• _Given data_
-*-*-

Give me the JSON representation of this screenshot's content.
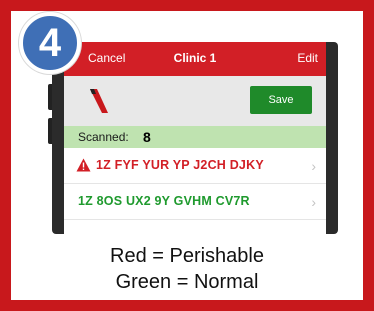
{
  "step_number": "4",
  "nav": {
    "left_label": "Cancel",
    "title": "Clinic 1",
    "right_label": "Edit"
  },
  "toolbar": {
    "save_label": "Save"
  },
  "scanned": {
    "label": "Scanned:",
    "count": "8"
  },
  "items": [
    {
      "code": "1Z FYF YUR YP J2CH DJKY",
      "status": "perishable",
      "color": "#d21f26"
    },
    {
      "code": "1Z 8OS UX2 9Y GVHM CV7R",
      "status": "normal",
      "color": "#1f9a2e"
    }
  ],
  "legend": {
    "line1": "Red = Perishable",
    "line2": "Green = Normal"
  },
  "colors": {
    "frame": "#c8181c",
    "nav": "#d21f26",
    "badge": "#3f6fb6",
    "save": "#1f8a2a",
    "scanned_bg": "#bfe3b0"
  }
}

-*-*-

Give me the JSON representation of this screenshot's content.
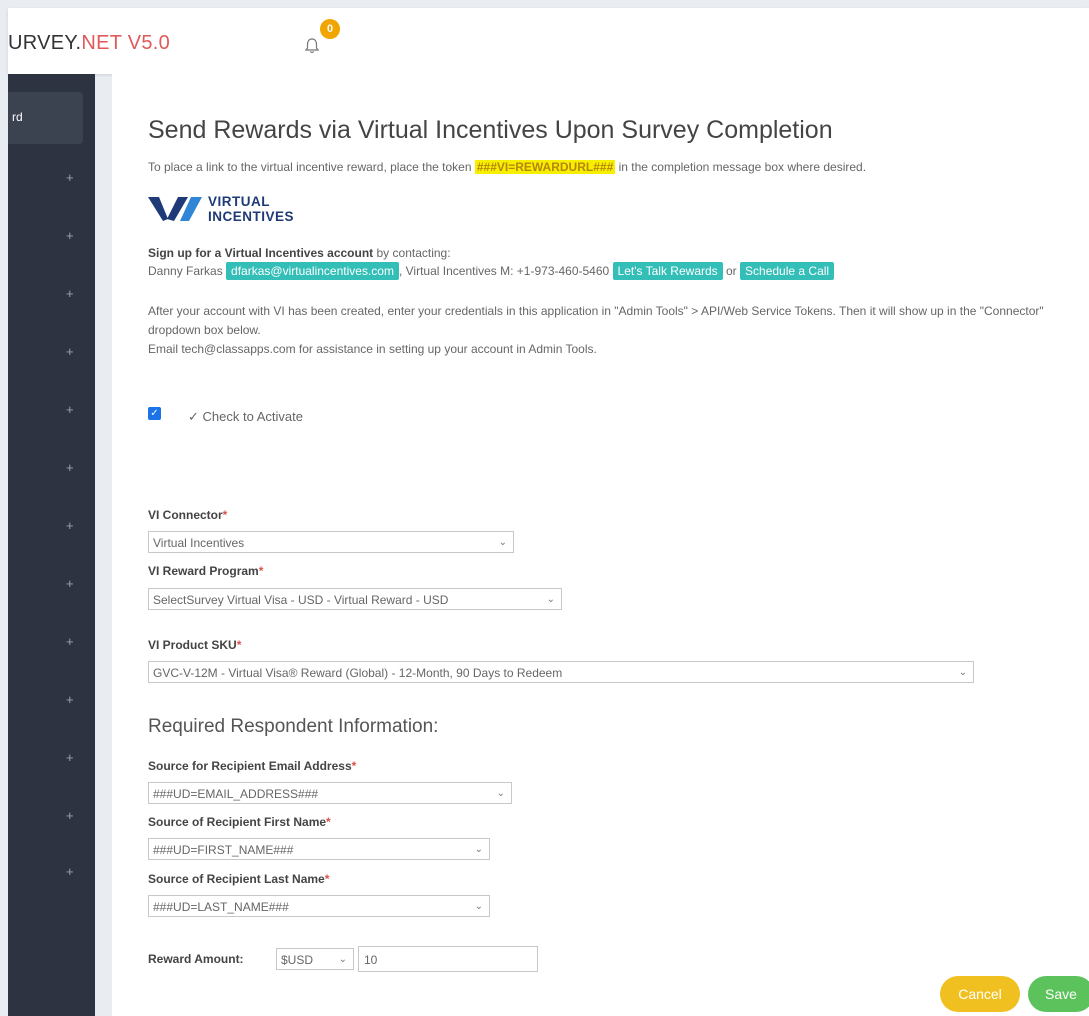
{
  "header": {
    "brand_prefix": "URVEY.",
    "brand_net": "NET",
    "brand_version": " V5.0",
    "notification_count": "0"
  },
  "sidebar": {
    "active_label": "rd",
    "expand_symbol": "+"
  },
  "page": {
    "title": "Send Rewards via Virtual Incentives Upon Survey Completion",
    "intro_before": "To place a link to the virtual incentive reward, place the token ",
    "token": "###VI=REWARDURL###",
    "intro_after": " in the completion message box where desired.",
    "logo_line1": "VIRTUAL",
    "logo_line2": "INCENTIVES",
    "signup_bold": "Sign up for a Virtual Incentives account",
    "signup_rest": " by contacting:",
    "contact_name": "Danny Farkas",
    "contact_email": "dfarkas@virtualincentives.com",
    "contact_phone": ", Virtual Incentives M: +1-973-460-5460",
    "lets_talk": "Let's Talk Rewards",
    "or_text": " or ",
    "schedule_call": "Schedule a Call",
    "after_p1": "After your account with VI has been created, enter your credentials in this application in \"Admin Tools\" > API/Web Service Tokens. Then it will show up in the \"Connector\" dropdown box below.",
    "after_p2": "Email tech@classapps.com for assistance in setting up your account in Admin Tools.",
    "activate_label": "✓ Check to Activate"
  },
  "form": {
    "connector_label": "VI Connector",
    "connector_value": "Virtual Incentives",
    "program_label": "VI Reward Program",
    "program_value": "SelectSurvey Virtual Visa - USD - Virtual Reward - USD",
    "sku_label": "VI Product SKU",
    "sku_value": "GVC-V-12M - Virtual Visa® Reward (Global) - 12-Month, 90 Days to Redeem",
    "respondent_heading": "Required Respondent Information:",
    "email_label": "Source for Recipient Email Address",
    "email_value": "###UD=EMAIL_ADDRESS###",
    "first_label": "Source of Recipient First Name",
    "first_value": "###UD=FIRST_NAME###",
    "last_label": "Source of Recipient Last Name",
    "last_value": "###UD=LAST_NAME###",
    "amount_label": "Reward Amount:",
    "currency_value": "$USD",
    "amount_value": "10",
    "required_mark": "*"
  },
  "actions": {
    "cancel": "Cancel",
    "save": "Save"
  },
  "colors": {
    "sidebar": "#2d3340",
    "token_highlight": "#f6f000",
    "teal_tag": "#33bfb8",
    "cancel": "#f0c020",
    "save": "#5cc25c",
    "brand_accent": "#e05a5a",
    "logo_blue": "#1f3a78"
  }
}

-*-*-

• _Short problem_
Find the string "account" in the entries above and return each line that holds it.

• _Finished answer_
    "signup_bold": "Sign up for a Virtual Incentives account",
    "after_p1": "After your account with VI has been created, enter your credentials in this application in \"Admin Tools\" > API/Web Service Tokens. Then it will show up in the \"Connector\" dropdown box below.",
    "after_p2": "Email tech@classapps.com for assistance in setting up your account in Admin Tools.",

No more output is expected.